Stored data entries
start
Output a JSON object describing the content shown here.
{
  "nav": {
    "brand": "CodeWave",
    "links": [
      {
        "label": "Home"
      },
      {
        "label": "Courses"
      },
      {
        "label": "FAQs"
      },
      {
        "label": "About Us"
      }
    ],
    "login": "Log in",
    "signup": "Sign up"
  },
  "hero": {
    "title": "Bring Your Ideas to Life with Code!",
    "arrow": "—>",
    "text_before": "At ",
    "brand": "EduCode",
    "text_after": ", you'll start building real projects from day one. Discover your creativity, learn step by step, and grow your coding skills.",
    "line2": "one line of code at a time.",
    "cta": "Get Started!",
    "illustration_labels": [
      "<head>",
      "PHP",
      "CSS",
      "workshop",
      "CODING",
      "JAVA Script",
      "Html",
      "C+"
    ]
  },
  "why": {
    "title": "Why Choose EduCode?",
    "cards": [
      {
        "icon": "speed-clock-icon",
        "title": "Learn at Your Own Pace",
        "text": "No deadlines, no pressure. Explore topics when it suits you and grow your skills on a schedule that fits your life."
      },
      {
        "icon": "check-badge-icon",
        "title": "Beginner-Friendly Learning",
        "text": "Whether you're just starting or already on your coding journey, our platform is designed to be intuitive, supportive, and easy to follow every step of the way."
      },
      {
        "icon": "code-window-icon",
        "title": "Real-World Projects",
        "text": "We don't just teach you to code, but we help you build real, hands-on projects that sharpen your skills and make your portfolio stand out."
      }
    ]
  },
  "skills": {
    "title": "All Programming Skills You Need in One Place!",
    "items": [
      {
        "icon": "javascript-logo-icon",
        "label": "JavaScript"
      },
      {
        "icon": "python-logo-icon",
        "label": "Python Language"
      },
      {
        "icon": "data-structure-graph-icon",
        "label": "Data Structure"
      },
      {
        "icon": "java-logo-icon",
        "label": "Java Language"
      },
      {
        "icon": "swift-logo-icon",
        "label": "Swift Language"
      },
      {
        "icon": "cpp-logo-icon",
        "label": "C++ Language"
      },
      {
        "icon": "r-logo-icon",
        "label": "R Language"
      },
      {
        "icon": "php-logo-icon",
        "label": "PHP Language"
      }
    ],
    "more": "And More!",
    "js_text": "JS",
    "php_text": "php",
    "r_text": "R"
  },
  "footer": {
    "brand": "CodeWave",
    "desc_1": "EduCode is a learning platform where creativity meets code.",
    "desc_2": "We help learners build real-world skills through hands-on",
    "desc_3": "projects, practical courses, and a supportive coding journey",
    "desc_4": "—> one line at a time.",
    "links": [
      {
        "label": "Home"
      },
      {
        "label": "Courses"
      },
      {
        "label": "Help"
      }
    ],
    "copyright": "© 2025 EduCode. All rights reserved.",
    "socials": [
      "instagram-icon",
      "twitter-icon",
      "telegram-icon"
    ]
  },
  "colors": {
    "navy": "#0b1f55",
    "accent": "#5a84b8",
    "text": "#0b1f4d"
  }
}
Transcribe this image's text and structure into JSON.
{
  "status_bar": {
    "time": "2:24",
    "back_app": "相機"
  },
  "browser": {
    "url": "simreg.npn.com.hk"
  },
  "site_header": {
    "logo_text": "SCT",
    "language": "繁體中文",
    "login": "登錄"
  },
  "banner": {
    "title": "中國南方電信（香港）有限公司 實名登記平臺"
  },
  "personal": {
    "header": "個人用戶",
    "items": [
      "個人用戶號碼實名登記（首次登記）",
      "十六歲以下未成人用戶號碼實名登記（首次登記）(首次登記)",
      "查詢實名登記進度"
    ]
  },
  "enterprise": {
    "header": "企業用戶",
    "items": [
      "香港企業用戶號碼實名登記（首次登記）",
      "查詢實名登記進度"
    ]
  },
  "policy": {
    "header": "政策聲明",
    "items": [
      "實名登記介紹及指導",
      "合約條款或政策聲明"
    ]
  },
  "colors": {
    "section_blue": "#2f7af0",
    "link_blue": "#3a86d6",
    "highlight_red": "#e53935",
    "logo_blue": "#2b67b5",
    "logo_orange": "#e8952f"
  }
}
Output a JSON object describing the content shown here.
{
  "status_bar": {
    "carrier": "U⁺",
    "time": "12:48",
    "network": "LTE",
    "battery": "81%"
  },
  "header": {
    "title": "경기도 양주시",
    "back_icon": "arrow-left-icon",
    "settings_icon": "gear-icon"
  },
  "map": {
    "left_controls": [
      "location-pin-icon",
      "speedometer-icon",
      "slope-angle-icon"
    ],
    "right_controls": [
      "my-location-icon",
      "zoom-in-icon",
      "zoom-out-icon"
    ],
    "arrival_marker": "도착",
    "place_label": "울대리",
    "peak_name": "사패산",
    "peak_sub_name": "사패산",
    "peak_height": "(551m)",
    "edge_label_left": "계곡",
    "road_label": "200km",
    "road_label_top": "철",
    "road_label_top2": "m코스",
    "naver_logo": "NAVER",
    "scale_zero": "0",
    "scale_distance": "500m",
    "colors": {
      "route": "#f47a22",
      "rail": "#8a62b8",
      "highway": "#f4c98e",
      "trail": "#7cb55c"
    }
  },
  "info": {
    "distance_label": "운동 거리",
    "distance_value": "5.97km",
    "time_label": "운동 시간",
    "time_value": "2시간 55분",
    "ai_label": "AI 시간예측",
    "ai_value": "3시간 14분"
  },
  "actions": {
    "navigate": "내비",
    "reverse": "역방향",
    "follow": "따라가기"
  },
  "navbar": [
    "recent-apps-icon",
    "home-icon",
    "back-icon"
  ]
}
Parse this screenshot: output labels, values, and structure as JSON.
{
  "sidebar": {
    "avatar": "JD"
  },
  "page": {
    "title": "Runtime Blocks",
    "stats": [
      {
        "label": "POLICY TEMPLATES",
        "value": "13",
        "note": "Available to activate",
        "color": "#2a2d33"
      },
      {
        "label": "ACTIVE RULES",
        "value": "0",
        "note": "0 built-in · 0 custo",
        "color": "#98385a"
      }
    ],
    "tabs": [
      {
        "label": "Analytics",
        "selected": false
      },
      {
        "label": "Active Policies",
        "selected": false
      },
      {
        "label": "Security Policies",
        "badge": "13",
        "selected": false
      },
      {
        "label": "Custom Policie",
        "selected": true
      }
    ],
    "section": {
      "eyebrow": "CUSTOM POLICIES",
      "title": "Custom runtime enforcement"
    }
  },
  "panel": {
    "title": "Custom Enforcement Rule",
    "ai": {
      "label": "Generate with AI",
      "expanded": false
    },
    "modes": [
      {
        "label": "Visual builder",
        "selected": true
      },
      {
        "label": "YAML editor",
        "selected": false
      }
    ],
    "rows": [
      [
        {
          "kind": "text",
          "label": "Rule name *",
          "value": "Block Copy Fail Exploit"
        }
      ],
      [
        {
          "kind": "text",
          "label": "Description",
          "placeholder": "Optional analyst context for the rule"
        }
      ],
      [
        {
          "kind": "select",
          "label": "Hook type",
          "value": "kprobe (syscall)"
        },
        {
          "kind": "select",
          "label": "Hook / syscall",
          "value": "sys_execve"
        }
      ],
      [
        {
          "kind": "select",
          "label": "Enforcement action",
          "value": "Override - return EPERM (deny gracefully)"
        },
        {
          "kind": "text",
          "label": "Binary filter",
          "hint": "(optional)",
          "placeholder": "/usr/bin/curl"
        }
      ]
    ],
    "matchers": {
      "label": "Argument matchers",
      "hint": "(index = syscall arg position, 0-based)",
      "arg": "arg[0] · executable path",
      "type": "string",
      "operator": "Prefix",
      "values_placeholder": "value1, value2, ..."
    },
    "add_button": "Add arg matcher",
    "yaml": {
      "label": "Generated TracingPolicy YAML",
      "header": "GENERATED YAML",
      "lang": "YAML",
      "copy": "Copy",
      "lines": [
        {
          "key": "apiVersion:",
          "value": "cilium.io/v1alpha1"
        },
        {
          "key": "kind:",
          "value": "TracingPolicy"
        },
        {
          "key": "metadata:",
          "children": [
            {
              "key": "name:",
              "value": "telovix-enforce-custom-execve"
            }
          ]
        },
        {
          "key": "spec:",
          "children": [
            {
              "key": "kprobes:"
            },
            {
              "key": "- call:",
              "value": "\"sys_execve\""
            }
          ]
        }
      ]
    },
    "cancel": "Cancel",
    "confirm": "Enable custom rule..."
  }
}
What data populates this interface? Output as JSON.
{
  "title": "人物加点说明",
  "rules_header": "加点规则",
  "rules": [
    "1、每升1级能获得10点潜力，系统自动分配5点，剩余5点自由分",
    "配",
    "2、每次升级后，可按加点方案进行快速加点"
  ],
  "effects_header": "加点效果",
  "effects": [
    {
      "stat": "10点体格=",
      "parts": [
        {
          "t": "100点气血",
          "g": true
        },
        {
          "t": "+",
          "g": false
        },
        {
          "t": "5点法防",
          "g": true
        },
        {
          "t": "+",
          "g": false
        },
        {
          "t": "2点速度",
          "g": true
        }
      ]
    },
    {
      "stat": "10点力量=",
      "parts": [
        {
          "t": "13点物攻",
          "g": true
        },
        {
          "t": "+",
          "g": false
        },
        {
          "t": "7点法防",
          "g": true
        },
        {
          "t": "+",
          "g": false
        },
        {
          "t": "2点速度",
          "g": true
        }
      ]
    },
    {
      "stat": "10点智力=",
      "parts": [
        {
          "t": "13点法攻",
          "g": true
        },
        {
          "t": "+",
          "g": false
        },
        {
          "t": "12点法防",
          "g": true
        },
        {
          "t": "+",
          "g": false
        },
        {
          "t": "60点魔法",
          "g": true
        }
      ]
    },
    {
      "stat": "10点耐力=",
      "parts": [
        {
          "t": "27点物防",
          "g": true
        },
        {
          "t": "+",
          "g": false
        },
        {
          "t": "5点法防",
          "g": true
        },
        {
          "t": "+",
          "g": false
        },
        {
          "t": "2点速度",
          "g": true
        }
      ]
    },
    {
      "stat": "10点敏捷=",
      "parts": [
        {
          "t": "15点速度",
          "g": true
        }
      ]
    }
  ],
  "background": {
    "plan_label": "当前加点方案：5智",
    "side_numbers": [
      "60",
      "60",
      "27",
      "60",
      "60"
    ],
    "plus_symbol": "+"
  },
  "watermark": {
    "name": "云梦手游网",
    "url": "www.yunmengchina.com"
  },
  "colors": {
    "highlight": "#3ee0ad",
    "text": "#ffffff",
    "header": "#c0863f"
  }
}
end
Pick out each line that holds the string "just".

TASK RESULT →
        "text": "Whether you're just starting or already on your coding journey, our platform is designed to be intuitive, supportive, and easy to follow every step of the way."
        "text": "We don't just teach you to code, but we help you build real, hands-on projects that sharpen your skills and make your portfolio stand out."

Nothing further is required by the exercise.